▶ Given information:
○ ○ ○ ○ ○ ○ ○

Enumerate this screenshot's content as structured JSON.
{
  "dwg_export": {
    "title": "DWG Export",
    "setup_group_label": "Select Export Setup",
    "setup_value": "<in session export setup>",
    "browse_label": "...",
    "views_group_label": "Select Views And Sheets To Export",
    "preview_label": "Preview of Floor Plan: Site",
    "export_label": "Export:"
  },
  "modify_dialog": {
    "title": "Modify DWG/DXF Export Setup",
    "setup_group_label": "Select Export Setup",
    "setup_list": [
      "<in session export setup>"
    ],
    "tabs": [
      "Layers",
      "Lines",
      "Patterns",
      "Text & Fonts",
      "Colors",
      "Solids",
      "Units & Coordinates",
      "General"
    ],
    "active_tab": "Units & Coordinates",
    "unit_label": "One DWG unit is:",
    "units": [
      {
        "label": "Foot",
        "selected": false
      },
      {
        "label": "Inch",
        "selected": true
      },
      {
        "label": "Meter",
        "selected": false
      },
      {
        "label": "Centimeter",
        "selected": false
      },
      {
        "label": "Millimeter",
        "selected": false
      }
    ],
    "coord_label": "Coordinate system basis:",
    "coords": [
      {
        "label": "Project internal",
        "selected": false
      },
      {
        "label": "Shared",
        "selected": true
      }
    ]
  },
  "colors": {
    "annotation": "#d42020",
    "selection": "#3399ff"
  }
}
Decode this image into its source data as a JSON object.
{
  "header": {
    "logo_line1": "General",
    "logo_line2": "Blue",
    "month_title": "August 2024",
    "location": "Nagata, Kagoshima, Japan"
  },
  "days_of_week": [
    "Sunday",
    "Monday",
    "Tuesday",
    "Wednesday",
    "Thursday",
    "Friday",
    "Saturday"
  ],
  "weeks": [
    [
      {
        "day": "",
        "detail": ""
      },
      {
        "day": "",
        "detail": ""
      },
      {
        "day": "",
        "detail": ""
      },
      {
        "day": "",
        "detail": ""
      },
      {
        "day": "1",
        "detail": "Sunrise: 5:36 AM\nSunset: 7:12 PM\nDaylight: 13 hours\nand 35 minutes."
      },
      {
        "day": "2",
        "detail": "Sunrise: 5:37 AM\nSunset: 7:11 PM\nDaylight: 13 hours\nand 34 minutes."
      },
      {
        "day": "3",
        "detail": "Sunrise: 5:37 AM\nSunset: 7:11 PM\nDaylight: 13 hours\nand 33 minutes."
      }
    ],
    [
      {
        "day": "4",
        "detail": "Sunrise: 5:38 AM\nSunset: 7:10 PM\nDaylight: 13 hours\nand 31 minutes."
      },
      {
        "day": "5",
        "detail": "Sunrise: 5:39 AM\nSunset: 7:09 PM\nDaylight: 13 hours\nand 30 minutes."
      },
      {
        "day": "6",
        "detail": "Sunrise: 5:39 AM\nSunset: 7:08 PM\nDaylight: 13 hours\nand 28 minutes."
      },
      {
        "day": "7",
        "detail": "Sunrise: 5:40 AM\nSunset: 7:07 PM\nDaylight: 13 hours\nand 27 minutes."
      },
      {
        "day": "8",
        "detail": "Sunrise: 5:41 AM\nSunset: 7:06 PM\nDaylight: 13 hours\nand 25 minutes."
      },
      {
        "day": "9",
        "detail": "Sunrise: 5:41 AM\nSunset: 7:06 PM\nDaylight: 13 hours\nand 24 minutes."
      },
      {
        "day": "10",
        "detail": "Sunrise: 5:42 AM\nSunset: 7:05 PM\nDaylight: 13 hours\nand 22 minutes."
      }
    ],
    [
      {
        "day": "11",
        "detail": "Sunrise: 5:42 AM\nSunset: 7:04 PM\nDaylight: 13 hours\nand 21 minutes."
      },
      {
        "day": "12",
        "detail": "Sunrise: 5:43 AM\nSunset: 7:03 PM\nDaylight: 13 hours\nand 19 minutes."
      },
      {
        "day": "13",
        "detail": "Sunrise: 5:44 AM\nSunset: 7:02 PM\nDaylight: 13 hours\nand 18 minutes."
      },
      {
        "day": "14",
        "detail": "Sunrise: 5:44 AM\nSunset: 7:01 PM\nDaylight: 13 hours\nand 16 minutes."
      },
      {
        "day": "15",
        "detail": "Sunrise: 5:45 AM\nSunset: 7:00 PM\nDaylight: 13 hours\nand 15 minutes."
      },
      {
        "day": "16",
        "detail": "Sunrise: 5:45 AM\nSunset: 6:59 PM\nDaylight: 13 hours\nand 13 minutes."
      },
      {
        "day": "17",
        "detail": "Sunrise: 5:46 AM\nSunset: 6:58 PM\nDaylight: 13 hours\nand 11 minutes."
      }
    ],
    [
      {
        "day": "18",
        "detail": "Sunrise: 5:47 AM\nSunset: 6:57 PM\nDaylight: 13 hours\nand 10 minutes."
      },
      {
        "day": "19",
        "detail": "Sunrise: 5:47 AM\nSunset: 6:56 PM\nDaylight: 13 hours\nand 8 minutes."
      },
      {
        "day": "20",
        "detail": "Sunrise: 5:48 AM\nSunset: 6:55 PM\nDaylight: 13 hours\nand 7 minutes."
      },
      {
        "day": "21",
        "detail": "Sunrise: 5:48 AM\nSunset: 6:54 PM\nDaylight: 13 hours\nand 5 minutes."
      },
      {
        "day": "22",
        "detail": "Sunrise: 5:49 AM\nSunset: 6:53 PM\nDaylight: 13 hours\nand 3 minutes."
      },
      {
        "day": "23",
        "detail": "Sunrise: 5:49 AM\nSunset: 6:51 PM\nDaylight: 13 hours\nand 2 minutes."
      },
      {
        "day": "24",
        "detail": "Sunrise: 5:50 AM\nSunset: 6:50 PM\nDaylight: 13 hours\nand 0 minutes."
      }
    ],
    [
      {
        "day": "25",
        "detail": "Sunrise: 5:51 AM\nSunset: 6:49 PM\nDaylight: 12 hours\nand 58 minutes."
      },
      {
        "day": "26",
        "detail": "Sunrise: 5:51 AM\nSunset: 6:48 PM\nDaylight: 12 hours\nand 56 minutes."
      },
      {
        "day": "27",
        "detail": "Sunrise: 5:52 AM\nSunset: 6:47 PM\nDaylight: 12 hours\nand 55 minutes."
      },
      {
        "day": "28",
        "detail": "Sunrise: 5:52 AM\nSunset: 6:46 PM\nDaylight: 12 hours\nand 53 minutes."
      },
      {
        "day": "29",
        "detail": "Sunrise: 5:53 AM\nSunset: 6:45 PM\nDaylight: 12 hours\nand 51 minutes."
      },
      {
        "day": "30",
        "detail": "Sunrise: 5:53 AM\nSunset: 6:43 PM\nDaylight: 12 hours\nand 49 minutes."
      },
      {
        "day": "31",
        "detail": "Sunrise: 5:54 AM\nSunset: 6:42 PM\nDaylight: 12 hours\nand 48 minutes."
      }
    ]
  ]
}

○ ○ ○ ○ ○ ○ ○

▶ Stated task:
What is the number of lines above that contain the string "this"? Answer with the number alone.

▶ Exercise output:
2